▸ **Written exercise**: Extract each line containing the string "xlabel".

::: Provided data :::

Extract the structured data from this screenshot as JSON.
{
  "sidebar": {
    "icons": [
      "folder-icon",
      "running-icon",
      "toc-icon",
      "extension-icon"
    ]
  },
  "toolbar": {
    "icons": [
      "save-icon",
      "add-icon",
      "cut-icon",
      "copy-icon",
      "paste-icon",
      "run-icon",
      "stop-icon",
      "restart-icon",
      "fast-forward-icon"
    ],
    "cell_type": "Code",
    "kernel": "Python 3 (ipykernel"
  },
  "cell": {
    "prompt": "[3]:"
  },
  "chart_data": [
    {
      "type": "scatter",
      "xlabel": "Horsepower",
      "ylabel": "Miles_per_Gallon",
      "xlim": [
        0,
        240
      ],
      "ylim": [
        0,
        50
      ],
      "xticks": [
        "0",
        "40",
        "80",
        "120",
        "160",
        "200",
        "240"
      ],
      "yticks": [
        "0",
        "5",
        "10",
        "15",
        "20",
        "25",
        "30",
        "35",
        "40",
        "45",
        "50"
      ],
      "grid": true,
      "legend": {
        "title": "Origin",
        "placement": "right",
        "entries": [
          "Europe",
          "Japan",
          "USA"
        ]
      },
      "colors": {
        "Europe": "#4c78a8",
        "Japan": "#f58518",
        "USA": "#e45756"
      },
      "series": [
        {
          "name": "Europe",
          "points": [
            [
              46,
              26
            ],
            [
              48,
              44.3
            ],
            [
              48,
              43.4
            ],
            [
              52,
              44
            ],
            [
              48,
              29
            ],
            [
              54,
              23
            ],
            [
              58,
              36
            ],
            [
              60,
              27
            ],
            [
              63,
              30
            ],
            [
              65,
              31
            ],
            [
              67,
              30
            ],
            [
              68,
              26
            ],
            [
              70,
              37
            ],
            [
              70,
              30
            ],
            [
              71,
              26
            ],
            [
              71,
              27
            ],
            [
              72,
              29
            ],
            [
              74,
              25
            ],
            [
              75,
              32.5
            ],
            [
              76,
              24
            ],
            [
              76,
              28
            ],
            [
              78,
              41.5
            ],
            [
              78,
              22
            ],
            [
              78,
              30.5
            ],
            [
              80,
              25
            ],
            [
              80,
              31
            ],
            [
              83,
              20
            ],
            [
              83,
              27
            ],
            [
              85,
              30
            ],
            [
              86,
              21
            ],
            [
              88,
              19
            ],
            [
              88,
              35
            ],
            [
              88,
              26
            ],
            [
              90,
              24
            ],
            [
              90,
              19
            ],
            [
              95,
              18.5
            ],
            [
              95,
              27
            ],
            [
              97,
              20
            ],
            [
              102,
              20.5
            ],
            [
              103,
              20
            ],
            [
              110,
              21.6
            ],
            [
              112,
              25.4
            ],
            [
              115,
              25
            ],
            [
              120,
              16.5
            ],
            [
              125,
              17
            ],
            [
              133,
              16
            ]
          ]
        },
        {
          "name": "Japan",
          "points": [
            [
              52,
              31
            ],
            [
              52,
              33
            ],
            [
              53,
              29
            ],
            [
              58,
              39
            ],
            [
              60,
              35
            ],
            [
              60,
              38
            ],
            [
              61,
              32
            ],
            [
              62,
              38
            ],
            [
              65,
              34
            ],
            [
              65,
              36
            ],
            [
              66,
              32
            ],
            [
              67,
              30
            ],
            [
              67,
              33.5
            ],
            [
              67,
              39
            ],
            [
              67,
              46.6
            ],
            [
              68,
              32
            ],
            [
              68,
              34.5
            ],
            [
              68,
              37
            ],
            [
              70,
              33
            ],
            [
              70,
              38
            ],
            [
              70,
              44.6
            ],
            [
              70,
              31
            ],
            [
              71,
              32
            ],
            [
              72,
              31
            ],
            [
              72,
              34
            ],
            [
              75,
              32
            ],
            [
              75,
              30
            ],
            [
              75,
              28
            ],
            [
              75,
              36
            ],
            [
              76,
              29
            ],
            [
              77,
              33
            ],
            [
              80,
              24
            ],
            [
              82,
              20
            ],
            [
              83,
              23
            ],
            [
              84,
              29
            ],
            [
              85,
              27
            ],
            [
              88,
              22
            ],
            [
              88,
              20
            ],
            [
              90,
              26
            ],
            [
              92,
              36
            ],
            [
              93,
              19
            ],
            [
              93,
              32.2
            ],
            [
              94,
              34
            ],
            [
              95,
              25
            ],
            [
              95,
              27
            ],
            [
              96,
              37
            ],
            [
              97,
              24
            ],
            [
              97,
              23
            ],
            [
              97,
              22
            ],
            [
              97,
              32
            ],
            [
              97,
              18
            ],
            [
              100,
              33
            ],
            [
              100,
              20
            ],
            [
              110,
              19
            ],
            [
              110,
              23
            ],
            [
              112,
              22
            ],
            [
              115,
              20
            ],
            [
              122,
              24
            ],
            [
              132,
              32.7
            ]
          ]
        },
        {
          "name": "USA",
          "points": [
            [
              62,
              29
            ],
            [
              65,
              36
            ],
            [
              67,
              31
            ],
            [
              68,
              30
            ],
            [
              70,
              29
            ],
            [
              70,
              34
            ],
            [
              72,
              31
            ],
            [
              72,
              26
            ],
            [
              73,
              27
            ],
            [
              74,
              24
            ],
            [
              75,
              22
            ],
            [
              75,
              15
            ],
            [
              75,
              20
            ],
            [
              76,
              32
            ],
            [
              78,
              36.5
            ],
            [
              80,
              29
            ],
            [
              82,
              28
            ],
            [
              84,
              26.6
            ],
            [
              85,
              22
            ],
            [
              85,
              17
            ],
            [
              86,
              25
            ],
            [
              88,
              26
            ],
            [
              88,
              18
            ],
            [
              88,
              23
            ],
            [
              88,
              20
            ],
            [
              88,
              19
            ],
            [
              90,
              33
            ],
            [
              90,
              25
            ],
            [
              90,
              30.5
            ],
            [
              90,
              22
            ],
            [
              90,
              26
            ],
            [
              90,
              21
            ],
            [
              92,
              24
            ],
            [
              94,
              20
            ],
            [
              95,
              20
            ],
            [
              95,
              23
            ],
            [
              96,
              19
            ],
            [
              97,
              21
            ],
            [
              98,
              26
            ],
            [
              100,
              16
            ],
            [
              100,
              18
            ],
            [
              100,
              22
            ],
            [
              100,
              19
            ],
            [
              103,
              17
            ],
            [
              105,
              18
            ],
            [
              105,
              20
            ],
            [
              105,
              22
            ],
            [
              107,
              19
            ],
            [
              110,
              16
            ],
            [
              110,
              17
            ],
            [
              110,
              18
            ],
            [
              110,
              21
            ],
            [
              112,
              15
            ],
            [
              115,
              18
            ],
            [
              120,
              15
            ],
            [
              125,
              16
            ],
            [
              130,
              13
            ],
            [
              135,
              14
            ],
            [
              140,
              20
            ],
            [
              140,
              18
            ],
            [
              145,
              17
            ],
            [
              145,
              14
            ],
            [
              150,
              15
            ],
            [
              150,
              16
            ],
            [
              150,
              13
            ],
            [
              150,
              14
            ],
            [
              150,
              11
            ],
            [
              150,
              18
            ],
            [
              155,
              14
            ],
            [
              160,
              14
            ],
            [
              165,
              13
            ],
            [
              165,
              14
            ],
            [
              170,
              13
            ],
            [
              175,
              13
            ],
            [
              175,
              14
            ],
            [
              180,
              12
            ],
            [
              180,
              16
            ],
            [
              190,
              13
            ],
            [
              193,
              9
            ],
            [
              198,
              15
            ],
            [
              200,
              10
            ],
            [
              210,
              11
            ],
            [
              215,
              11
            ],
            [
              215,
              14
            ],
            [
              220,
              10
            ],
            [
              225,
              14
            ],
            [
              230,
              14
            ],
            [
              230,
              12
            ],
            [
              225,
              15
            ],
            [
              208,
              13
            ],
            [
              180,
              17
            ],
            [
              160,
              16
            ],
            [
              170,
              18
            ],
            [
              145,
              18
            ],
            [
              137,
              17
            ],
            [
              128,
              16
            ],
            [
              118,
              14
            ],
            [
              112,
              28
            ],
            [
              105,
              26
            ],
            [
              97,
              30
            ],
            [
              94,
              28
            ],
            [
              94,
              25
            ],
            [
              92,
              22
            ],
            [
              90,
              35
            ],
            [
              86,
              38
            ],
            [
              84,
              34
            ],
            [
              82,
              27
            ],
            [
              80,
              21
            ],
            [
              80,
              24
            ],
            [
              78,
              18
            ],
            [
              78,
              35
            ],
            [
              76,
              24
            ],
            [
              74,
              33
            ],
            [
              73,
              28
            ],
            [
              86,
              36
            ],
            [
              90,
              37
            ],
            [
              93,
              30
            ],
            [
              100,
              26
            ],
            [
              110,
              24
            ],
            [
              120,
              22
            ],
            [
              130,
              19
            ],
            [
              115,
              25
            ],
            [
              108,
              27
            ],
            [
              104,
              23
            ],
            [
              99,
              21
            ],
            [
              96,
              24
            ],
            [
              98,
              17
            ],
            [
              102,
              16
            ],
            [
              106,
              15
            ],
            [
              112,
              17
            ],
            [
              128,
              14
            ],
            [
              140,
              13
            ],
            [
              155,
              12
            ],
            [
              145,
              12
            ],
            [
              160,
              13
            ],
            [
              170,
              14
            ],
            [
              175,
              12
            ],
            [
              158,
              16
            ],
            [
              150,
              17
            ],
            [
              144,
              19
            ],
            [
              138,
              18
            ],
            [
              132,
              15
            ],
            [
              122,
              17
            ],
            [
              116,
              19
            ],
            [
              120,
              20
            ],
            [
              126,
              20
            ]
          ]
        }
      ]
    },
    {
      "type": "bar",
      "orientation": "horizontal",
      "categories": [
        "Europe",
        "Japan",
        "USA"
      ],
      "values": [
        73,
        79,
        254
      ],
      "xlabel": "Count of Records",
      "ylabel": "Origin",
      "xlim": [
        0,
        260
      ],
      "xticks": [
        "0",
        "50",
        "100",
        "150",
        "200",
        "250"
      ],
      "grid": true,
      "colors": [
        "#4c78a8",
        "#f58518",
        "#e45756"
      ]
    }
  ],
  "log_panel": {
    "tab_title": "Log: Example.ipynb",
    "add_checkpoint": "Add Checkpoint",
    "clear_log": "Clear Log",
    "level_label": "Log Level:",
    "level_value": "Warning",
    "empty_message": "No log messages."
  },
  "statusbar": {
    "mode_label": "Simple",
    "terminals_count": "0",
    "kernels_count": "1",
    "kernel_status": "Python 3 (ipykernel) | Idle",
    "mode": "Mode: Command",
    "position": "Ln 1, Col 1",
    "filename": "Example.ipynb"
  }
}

:::

▸ **Reply to the task**:
      "xlabel": "Horsepower",
      "xlabel": "Count of Records",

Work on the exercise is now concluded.